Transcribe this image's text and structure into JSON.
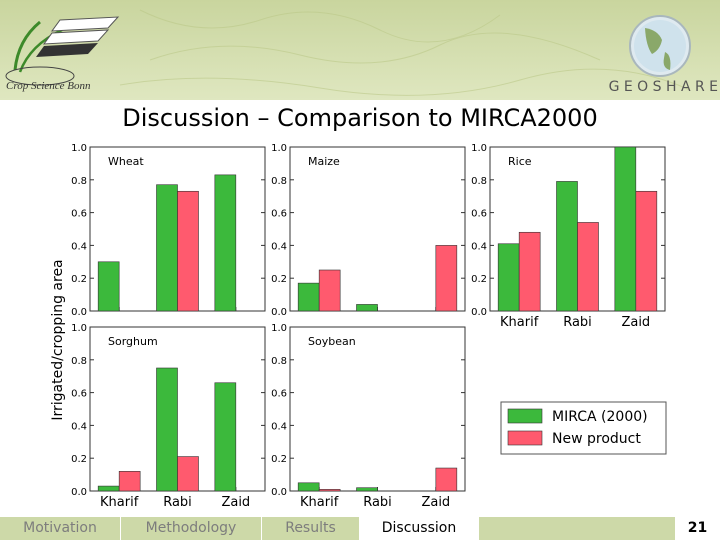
{
  "slide": {
    "title": "Discussion – Comparison to MIRCA2000",
    "logo_text": "Crop Science Bonn",
    "brand": "G E O S H A R E",
    "page_number": "21"
  },
  "nav": {
    "items": [
      "Motivation",
      "Methodology",
      "Results",
      "Discussion"
    ],
    "active": "Discussion"
  },
  "colors": {
    "series_mirca": "#3cb93c",
    "series_new": "#ff5a6e",
    "banner": "#d2dcae",
    "footer": "#cdd9a8"
  },
  "chart_data": {
    "type": "bar",
    "ylabel": "Irrigated/cropping area",
    "ylim": [
      0,
      1.0
    ],
    "yticks": [
      "0.0",
      "0.2",
      "0.4",
      "0.6",
      "0.8",
      "1.0"
    ],
    "categories": [
      "Kharif",
      "Rabi",
      "Zaid"
    ],
    "legend": {
      "placement": "lower-right",
      "entries": [
        "MIRCA (2000)",
        "New product"
      ]
    },
    "grid": false,
    "panels": [
      {
        "crop": "Wheat",
        "series": [
          {
            "name": "MIRCA (2000)",
            "values": [
              0.3,
              0.77,
              0.83
            ]
          },
          {
            "name": "New product",
            "values": [
              0.0,
              0.73,
              0.0
            ]
          }
        ]
      },
      {
        "crop": "Maize",
        "series": [
          {
            "name": "MIRCA (2000)",
            "values": [
              0.17,
              0.04,
              0.0
            ]
          },
          {
            "name": "New product",
            "values": [
              0.25,
              0.0,
              0.4
            ]
          }
        ]
      },
      {
        "crop": "Rice",
        "series": [
          {
            "name": "MIRCA (2000)",
            "values": [
              0.41,
              0.79,
              1.0
            ]
          },
          {
            "name": "New product",
            "values": [
              0.48,
              0.54,
              0.73
            ]
          }
        ]
      },
      {
        "crop": "Sorghum",
        "series": [
          {
            "name": "MIRCA (2000)",
            "values": [
              0.03,
              0.75,
              0.66
            ]
          },
          {
            "name": "New product",
            "values": [
              0.12,
              0.21,
              0.0
            ]
          }
        ]
      },
      {
        "crop": "Soybean",
        "series": [
          {
            "name": "MIRCA (2000)",
            "values": [
              0.05,
              0.02,
              0.0
            ]
          },
          {
            "name": "New product",
            "values": [
              0.01,
              0.0,
              0.14
            ]
          }
        ]
      }
    ]
  }
}
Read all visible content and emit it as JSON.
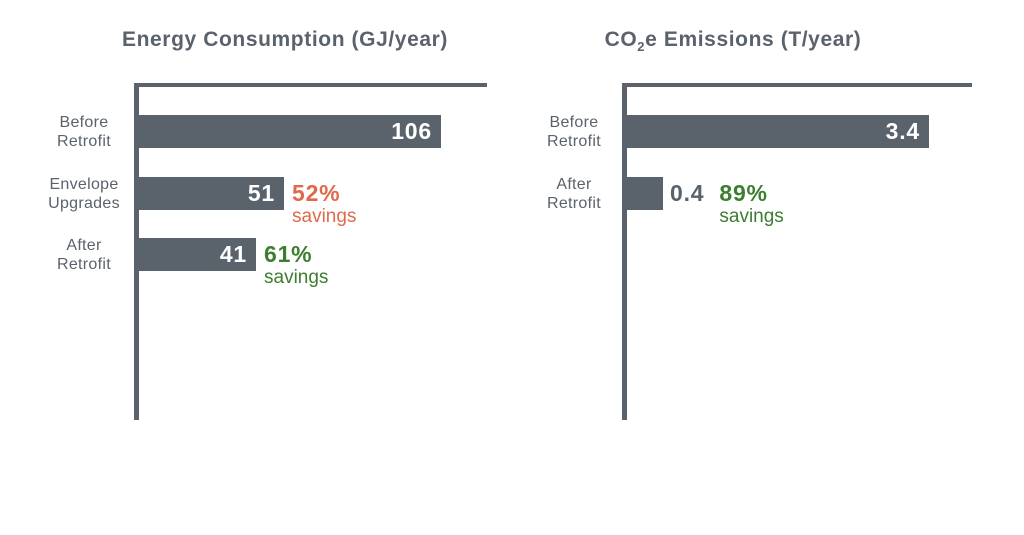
{
  "colors": {
    "slate": "#5A626C",
    "orange": "#E1694B",
    "green": "#3D7D2E",
    "bar_value_text": "#FFFFFF",
    "background": "#FFFFFF"
  },
  "chart_data": [
    {
      "type": "bar",
      "orientation": "horizontal",
      "title": "Energy Consumption (GJ/year)",
      "unit": "GJ/year",
      "axis_max": 106,
      "grid": false,
      "legend": false,
      "categories": [
        "Before Retrofit",
        "Envelope Upgrades",
        "After Retrofit"
      ],
      "values": [
        106,
        51,
        41
      ],
      "bars": [
        {
          "label_lines": [
            "Before",
            "Retrofit"
          ],
          "value": 106,
          "value_label": "106"
        },
        {
          "label_lines": [
            "Envelope",
            "Upgrades"
          ],
          "value": 51,
          "value_label": "51",
          "savings_pct": "52%",
          "savings_word": "savings",
          "savings_color": "#E1694B"
        },
        {
          "label_lines": [
            "After",
            "Retrofit"
          ],
          "value": 41,
          "value_label": "41",
          "savings_pct": "61%",
          "savings_word": "savings",
          "savings_color": "#3D7D2E"
        }
      ]
    },
    {
      "type": "bar",
      "orientation": "horizontal",
      "title": "CO2e Emissions (T/year)",
      "title_parts": {
        "pre": "CO",
        "sub": "2",
        "post": "e Emissions (T/year)"
      },
      "unit": "T/year",
      "axis_max": 3.4,
      "grid": false,
      "legend": false,
      "categories": [
        "Before Retrofit",
        "After Retrofit"
      ],
      "values": [
        3.4,
        0.4
      ],
      "bars": [
        {
          "label_lines": [
            "Before",
            "Retrofit"
          ],
          "value": 3.4,
          "value_label": "3.4"
        },
        {
          "label_lines": [
            "After",
            "Retrofit"
          ],
          "value": 0.4,
          "value_label": "0.4",
          "value_outside": true,
          "savings_pct": "89%",
          "savings_word": "savings",
          "savings_color": "#3D7D2E"
        }
      ]
    }
  ]
}
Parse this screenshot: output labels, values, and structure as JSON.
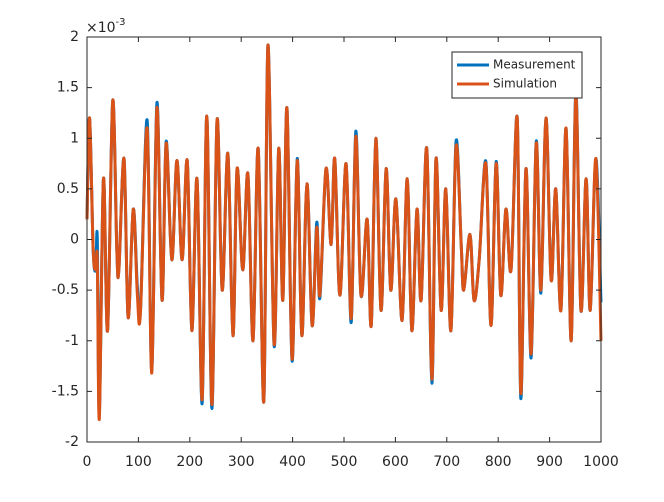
{
  "chart_data": {
    "type": "line",
    "y_multiplier": {
      "base": "×10",
      "exponent": "-3"
    },
    "x": [
      0,
      5,
      12,
      17,
      20,
      24,
      32,
      40,
      50,
      58,
      62,
      72,
      80,
      90,
      98,
      104,
      117,
      126,
      136,
      146,
      154,
      165,
      175,
      185,
      195,
      204,
      214,
      224,
      233,
      243,
      253,
      263,
      274,
      284,
      292,
      303,
      313,
      323,
      333,
      344,
      352,
      364,
      373,
      381,
      389,
      399,
      409,
      418,
      428,
      438,
      447,
      453,
      465,
      475,
      482,
      492,
      504,
      514,
      523,
      533,
      545,
      553,
      562,
      572,
      582,
      591,
      601,
      613,
      623,
      632,
      642,
      650,
      661,
      671,
      679,
      689,
      698,
      708,
      718,
      728,
      733,
      745,
      753,
      763,
      776,
      786,
      796,
      805,
      815,
      825,
      837,
      844,
      854,
      864,
      874,
      883,
      893,
      903,
      912,
      922,
      932,
      942,
      951,
      961,
      971,
      979,
      990,
      1000
    ],
    "series": [
      {
        "name": "Measurement",
        "color": "#0072bd",
        "values": [
          0.2,
          1.2,
          -0.1,
          -0.3,
          0.02,
          -1.72,
          0.6,
          -0.9,
          1.37,
          -0.1,
          -0.3,
          0.8,
          -0.77,
          0.3,
          -0.47,
          -0.7,
          1.18,
          -1.3,
          1.35,
          -0.6,
          0.97,
          -0.2,
          0.78,
          -0.2,
          0.78,
          -0.9,
          0.6,
          -1.62,
          1.22,
          -1.67,
          1.18,
          -0.5,
          0.85,
          -0.95,
          0.7,
          -0.3,
          0.65,
          -1.0,
          0.9,
          -1.6,
          1.92,
          -1.05,
          0.9,
          -0.6,
          1.3,
          -1.2,
          0.8,
          -0.95,
          0.55,
          -0.85,
          0.17,
          -0.58,
          0.7,
          -0.05,
          0.8,
          -0.55,
          0.75,
          -0.82,
          1.07,
          -0.55,
          0.2,
          -0.85,
          1.0,
          -0.7,
          0.7,
          -0.5,
          0.4,
          -0.8,
          0.6,
          -0.9,
          0.3,
          -0.6,
          0.9,
          -1.42,
          0.8,
          -0.7,
          0.5,
          -0.9,
          0.97,
          -0.05,
          -0.5,
          0.05,
          -0.6,
          -0.2,
          0.77,
          -0.85,
          0.77,
          -0.55,
          0.3,
          -0.3,
          1.2,
          -1.57,
          0.7,
          -1.17,
          0.97,
          -0.53,
          1.2,
          -0.4,
          0.5,
          -0.7,
          1.1,
          -1.0,
          1.47,
          -0.7,
          0.6,
          -0.7,
          0.8,
          -0.62
        ]
      },
      {
        "name": "Simulation",
        "color": "#d95319",
        "values": [
          0.2,
          1.2,
          -0.1,
          -0.3,
          -0.2,
          -1.77,
          0.6,
          -0.9,
          1.37,
          -0.1,
          -0.3,
          0.8,
          -0.77,
          0.3,
          -0.55,
          -0.72,
          1.1,
          -1.32,
          1.3,
          -0.6,
          0.95,
          -0.2,
          0.78,
          -0.2,
          0.78,
          -0.9,
          0.6,
          -1.58,
          1.22,
          -1.63,
          1.18,
          -0.5,
          0.85,
          -0.95,
          0.7,
          -0.3,
          0.65,
          -1.0,
          0.9,
          -1.6,
          1.92,
          -1.03,
          0.9,
          -0.6,
          1.3,
          -1.18,
          0.78,
          -0.95,
          0.55,
          -0.85,
          0.12,
          -0.55,
          0.7,
          -0.05,
          0.8,
          -0.55,
          0.75,
          -0.78,
          1.02,
          -0.55,
          0.2,
          -0.85,
          1.0,
          -0.7,
          0.7,
          -0.5,
          0.4,
          -0.8,
          0.6,
          -0.9,
          0.3,
          -0.6,
          0.9,
          -1.38,
          0.8,
          -0.7,
          0.5,
          -0.9,
          0.92,
          -0.05,
          -0.5,
          0.05,
          -0.6,
          -0.2,
          0.75,
          -0.85,
          0.75,
          -0.55,
          0.3,
          -0.3,
          1.2,
          -1.52,
          0.7,
          -1.13,
          0.95,
          -0.5,
          1.2,
          -0.4,
          0.5,
          -0.7,
          1.1,
          -1.0,
          1.42,
          -0.7,
          0.6,
          -0.7,
          0.8,
          -1.0
        ]
      }
    ],
    "xlim": [
      0,
      1000
    ],
    "xticks": [
      0,
      100,
      200,
      300,
      400,
      500,
      600,
      700,
      800,
      900,
      1000
    ],
    "ylim": [
      -2,
      2
    ],
    "yticks": [
      -2,
      -1.5,
      -1,
      -0.5,
      0,
      0.5,
      1,
      1.5,
      2
    ],
    "legend": "northeast"
  }
}
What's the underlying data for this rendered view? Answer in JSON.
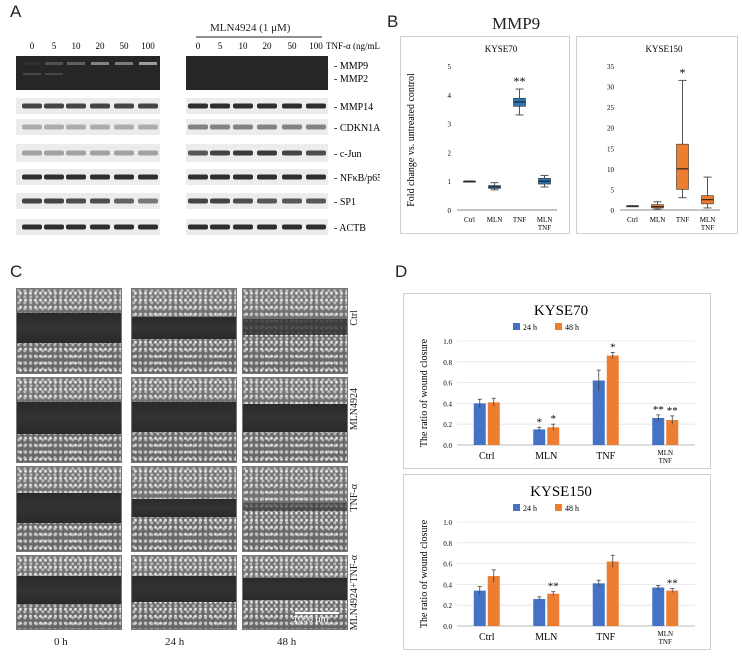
{
  "panels": {
    "a": "A",
    "b": "B",
    "c": "C",
    "d": "D"
  },
  "panel_a": {
    "treatment": "MLN4924 (1 μM)",
    "lanes_left": [
      "0",
      "5",
      "10",
      "20",
      "50",
      "100"
    ],
    "lanes_right": [
      "0",
      "5",
      "10",
      "20",
      "50",
      "100"
    ],
    "dose_label": "TNF-α (ng/mL)",
    "bands": [
      "MMP9",
      "MMP2",
      "MMP14",
      "CDKN1A",
      "c-Jun",
      "NFκB/p65",
      "SP1",
      "ACTB"
    ]
  },
  "panel_b": {
    "title": "MMP9",
    "ylabel": "Fold change vs. untreated control",
    "charts": [
      {
        "name": "KYSE70",
        "color": "#2e75b6",
        "ylim": [
          0,
          5
        ],
        "yticks": [
          "0",
          "1",
          "2",
          "3",
          "4",
          "5"
        ],
        "categories": [
          "Ctrl",
          "MLN",
          "TNF",
          "MLN TNF"
        ],
        "boxes": [
          {
            "min": 1.0,
            "q1": 1.0,
            "median": 1.0,
            "q3": 1.0,
            "max": 1.0
          },
          {
            "min": 0.7,
            "q1": 0.75,
            "median": 0.8,
            "q3": 0.85,
            "max": 0.95
          },
          {
            "min": 3.3,
            "q1": 3.6,
            "median": 3.75,
            "q3": 3.88,
            "max": 4.2
          },
          {
            "min": 0.8,
            "q1": 0.9,
            "median": 1.0,
            "q3": 1.1,
            "max": 1.2
          }
        ],
        "annotations": [
          "",
          "",
          "**",
          ""
        ]
      },
      {
        "name": "KYSE150",
        "color": "#ed7d31",
        "ylim": [
          0,
          35
        ],
        "yticks": [
          "0",
          "5",
          "10",
          "15",
          "20",
          "25",
          "30",
          "35"
        ],
        "categories": [
          "Ctrl",
          "MLN",
          "TNF",
          "MLN TNF"
        ],
        "boxes": [
          {
            "min": 1.0,
            "q1": 1.0,
            "median": 1.0,
            "q3": 1.0,
            "max": 1.0
          },
          {
            "min": 0.2,
            "q1": 0.5,
            "median": 0.8,
            "q3": 1.3,
            "max": 2.0
          },
          {
            "min": 3.0,
            "q1": 5.0,
            "median": 10.0,
            "q3": 16.0,
            "max": 31.5
          },
          {
            "min": 0.5,
            "q1": 1.5,
            "median": 2.5,
            "q3": 3.5,
            "max": 8.0
          }
        ],
        "annotations": [
          "",
          "",
          "*",
          ""
        ]
      }
    ]
  },
  "panel_c": {
    "columns": [
      "0 h",
      "24 h",
      "48 h"
    ],
    "rows": [
      "Ctrl",
      "MLN4924",
      "TNF-α",
      "MLN4924+TNF-α"
    ],
    "scale_bar": "1000 μm"
  },
  "chart_data": [
    {
      "type": "bar",
      "title": "KYSE70",
      "ylabel": "The ratio of wound closure",
      "ylim": [
        0,
        1.0
      ],
      "yticks": [
        "0.0",
        "0.2",
        "0.4",
        "0.6",
        "0.8",
        "1.0"
      ],
      "categories": [
        "Ctrl",
        "MLN",
        "TNF",
        "MLN TNF"
      ],
      "legend": "top",
      "series": [
        {
          "name": "24 h",
          "color": "#4472c4",
          "values": [
            0.4,
            0.15,
            0.62,
            0.26
          ],
          "errors": [
            0.04,
            0.02,
            0.1,
            0.03
          ]
        },
        {
          "name": "48 h",
          "color": "#ed7d31",
          "values": [
            0.41,
            0.17,
            0.86,
            0.24
          ],
          "errors": [
            0.04,
            0.03,
            0.03,
            0.04
          ]
        }
      ],
      "annotations": [
        [
          "",
          ""
        ],
        [
          "*",
          "*"
        ],
        [
          "",
          "*"
        ],
        [
          "**",
          "**"
        ]
      ]
    },
    {
      "type": "bar",
      "title": "KYSE150",
      "ylabel": "The ratio of wound closure",
      "ylim": [
        0,
        1.0
      ],
      "yticks": [
        "0.0",
        "0.2",
        "0.4",
        "0.6",
        "0.8",
        "1.0"
      ],
      "categories": [
        "Ctrl",
        "MLN",
        "TNF",
        "MLN TNF"
      ],
      "legend": "top",
      "series": [
        {
          "name": "24 h",
          "color": "#4472c4",
          "values": [
            0.34,
            0.26,
            0.41,
            0.37
          ],
          "errors": [
            0.04,
            0.02,
            0.03,
            0.02
          ]
        },
        {
          "name": "48 h",
          "color": "#ed7d31",
          "values": [
            0.48,
            0.31,
            0.62,
            0.34
          ],
          "errors": [
            0.06,
            0.02,
            0.06,
            0.02
          ]
        }
      ],
      "annotations": [
        [
          "",
          ""
        ],
        [
          "",
          "**"
        ],
        [
          "",
          ""
        ],
        [
          "",
          "**"
        ]
      ]
    }
  ]
}
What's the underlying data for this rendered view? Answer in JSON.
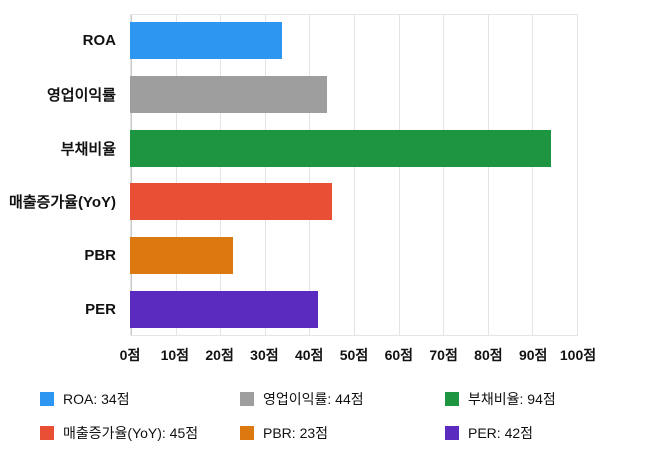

Goal of the exercise: Pick out every line above that holds the word "Emissions" and copy it.

Full response:
      "title": "CO2e Emissions (T/year)",
        "post": "e Emissions (T/year)"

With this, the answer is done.